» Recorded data

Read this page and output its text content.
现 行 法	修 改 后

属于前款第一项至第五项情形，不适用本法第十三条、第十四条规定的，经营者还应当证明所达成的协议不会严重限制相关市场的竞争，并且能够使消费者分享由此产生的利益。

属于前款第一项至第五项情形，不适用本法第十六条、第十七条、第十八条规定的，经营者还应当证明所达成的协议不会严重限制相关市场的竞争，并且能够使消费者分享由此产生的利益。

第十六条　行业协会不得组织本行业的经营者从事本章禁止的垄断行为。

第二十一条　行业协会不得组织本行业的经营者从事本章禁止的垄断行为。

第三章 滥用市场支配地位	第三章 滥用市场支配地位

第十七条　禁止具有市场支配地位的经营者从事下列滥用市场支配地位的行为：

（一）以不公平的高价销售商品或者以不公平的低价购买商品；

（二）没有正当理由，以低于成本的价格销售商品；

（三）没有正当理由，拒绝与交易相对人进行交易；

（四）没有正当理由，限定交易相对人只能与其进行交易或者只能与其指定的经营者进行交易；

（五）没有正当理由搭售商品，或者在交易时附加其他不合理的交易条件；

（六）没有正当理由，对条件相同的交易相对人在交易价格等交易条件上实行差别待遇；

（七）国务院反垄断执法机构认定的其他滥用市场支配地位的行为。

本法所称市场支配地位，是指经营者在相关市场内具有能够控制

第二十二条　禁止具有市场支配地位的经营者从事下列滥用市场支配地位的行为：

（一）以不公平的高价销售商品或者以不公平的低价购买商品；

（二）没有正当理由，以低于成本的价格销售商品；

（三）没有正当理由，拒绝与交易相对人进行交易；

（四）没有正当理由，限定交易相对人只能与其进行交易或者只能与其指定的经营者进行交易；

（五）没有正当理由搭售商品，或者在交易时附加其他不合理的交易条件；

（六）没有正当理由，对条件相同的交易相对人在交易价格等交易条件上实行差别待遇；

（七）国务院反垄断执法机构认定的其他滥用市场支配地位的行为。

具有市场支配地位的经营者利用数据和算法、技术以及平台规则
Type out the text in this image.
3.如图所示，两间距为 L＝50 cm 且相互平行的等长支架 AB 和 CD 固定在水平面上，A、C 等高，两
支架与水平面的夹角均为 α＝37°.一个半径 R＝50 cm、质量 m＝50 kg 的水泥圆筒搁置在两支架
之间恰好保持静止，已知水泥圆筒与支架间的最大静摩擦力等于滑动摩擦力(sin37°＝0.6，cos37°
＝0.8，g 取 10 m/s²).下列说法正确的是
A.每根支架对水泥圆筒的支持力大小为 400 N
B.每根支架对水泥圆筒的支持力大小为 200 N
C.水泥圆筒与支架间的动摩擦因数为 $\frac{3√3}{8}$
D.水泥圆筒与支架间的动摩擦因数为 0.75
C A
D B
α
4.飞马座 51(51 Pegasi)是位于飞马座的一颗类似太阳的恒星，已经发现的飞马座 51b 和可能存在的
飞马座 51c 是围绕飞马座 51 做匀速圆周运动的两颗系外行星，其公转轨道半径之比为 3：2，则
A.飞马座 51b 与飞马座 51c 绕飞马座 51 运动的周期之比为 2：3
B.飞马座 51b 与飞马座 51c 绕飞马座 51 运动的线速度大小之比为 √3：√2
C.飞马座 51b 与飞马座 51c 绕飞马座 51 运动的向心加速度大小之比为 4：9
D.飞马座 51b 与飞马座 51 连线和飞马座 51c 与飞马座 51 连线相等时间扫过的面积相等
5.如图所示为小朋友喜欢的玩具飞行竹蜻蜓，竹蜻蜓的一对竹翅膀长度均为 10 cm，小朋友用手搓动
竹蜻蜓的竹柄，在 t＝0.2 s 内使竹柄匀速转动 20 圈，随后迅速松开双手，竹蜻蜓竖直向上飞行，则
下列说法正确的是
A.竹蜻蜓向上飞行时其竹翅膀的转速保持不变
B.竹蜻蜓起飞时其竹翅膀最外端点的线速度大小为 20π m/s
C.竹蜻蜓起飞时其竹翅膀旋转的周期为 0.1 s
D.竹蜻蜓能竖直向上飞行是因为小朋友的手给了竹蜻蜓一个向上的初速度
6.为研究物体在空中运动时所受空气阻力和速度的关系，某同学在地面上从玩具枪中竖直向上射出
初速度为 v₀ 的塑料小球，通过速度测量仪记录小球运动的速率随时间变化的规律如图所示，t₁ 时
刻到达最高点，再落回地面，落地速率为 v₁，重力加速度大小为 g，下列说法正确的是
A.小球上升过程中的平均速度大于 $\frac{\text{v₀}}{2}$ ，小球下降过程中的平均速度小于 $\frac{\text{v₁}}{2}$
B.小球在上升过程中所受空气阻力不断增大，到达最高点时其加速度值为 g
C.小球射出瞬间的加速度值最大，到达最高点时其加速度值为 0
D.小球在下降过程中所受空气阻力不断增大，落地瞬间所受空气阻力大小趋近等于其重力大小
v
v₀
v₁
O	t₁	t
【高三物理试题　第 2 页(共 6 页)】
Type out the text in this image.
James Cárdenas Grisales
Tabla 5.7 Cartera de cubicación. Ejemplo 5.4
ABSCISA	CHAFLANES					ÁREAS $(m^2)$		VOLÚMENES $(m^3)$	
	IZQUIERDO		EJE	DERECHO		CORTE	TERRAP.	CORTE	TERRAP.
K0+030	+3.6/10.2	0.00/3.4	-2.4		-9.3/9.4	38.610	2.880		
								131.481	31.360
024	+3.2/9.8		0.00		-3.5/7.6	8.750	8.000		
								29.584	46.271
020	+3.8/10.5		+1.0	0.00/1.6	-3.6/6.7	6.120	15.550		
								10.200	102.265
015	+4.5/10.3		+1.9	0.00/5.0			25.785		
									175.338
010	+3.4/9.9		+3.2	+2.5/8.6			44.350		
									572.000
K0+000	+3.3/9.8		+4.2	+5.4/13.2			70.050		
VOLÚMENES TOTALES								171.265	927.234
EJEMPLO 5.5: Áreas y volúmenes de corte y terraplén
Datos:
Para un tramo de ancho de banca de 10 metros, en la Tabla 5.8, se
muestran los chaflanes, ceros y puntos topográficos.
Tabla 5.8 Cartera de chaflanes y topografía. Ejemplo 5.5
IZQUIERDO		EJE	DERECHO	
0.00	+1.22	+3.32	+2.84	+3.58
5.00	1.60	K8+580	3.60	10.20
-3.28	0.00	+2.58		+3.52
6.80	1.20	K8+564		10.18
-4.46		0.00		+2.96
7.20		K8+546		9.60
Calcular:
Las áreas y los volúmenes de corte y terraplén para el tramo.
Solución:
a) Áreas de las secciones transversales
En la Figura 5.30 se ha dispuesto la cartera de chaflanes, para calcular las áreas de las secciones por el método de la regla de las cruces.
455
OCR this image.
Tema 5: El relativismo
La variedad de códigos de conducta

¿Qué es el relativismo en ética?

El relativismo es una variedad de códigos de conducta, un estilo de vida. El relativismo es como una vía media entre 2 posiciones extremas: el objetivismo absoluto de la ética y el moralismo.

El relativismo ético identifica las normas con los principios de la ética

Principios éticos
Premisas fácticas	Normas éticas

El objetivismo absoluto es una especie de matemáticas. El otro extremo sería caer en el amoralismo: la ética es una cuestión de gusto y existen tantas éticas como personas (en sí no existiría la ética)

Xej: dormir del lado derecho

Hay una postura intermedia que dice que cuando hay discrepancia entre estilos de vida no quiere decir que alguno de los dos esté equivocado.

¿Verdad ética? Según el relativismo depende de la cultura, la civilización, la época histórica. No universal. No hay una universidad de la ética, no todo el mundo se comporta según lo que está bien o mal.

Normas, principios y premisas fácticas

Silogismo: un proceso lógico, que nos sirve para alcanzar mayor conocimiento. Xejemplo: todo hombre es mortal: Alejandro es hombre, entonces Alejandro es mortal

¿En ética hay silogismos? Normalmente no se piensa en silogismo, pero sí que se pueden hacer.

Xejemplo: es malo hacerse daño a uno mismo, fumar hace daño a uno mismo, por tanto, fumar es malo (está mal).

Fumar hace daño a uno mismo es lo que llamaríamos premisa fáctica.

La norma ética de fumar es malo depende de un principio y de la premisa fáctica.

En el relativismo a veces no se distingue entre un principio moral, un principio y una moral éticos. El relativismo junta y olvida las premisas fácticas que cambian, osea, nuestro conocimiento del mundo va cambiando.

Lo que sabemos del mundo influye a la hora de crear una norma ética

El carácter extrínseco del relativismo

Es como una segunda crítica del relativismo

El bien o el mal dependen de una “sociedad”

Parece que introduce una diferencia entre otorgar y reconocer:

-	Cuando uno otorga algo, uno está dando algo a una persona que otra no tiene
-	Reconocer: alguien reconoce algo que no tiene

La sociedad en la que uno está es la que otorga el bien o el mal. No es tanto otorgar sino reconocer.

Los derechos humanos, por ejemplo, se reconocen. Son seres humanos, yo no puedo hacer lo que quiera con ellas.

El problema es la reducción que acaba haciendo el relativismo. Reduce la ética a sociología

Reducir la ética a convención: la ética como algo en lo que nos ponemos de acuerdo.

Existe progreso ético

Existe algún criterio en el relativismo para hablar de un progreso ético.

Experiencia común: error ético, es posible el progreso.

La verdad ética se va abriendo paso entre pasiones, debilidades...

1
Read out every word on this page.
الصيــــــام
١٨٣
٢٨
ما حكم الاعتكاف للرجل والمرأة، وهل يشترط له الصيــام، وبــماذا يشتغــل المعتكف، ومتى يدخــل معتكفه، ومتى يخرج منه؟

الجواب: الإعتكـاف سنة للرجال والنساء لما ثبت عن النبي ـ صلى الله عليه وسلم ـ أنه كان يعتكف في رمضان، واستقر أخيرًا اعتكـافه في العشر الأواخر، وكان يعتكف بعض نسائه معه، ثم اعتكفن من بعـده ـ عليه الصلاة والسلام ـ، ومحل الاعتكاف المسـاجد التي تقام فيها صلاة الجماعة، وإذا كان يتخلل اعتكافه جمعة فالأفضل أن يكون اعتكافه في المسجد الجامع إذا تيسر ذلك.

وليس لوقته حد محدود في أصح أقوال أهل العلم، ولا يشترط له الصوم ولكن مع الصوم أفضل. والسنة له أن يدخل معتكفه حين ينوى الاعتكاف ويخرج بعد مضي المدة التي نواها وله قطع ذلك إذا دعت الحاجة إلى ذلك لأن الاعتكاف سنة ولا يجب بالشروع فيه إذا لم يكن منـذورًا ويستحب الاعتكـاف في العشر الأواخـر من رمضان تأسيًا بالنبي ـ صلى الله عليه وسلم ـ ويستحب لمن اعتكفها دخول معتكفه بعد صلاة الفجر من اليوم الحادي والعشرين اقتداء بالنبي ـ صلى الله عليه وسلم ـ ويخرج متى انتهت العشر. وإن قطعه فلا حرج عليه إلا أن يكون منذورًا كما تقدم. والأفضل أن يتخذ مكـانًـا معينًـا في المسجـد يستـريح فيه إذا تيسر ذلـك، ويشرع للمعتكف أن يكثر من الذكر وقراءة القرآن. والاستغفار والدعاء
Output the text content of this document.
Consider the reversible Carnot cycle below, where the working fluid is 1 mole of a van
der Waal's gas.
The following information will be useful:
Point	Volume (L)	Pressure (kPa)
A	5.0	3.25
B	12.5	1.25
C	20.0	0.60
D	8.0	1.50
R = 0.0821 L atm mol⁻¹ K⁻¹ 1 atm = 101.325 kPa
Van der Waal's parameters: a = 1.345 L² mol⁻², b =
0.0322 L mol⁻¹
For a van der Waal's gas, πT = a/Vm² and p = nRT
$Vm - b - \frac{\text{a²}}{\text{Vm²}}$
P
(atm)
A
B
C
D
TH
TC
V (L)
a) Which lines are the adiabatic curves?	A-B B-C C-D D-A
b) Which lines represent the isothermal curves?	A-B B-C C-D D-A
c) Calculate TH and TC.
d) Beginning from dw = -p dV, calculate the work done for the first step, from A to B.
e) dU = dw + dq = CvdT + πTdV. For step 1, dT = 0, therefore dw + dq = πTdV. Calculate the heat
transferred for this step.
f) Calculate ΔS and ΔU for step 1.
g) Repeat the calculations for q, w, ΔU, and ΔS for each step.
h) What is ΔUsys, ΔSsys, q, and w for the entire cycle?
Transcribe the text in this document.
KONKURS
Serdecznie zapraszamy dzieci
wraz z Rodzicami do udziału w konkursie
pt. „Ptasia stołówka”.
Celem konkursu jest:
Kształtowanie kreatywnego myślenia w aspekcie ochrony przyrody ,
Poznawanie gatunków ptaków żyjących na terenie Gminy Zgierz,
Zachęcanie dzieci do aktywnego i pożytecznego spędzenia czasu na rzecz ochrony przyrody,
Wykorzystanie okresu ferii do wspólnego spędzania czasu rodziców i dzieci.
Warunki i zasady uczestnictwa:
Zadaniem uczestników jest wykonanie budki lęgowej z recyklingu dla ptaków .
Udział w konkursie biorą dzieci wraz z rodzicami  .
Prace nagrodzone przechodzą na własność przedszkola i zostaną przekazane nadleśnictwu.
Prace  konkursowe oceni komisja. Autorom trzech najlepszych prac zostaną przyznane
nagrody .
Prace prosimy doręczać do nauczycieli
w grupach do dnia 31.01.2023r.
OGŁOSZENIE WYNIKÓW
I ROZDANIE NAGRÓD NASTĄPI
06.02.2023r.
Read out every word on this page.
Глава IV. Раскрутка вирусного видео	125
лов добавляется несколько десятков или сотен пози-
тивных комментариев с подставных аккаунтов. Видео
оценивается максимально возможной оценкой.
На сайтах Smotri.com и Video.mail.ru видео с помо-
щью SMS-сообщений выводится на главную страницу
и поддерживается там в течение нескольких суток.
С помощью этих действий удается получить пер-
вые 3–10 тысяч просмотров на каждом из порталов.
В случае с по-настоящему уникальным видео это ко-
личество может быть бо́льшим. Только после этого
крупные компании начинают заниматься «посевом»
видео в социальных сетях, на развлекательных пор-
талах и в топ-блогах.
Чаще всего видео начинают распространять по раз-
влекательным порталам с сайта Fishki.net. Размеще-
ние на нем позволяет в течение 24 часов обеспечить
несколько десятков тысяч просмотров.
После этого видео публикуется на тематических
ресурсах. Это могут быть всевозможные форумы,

» SHORT TASK
Gather each line holding the string "tramo".

» RESPONSE FOR THIS EXERCISE
Para un tramo de ancho de banca de 10 metros, en la Tabla 5.8, se
Las áreas y los volúmenes de corte y terraplén para el tramo.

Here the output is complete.